## Begin Material shown

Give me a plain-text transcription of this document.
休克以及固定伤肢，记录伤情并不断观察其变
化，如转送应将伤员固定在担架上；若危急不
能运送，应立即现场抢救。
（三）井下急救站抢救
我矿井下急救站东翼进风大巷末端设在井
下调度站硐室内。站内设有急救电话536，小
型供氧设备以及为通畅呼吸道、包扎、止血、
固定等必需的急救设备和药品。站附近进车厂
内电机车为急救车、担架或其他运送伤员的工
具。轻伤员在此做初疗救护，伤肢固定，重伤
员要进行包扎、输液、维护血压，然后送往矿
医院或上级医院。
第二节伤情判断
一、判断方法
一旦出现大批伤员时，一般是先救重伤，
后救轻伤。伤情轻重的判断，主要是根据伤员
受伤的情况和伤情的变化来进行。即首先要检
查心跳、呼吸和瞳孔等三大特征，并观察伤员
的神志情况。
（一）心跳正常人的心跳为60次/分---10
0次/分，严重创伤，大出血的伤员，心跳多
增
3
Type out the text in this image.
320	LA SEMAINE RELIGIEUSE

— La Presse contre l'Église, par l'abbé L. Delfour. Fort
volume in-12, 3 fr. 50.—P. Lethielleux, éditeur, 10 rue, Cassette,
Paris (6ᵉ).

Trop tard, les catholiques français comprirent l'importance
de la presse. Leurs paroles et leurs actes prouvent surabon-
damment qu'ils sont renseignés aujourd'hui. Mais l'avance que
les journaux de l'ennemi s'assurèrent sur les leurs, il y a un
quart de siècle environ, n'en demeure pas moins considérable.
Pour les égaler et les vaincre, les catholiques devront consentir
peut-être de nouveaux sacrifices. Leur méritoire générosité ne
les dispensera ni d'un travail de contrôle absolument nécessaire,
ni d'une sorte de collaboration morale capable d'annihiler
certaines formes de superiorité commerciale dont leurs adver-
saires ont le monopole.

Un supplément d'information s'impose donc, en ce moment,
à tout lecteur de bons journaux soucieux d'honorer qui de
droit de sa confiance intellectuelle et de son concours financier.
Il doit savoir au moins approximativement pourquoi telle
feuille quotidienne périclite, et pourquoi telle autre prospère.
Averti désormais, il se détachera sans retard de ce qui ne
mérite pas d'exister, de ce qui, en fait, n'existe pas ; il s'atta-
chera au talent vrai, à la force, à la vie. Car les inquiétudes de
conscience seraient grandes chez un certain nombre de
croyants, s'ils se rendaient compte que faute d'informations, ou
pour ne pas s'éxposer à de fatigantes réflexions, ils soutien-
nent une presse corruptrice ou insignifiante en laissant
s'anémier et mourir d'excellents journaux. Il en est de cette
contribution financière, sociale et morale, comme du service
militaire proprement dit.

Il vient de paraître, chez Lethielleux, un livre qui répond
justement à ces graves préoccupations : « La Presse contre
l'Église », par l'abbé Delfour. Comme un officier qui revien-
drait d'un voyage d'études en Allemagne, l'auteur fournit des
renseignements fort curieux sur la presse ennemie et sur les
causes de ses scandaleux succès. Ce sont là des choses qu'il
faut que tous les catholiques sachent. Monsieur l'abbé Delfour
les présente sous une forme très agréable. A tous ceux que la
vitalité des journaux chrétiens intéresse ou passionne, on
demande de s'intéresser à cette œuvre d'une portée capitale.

## End Material shown

Problem requirements:
Go through the records and copy each line with "moins" in it.

Completed task:
quart de siècle environ, n'en demeure pas moins considérable.
Il doit savoir au moins approximativement pourquoi telle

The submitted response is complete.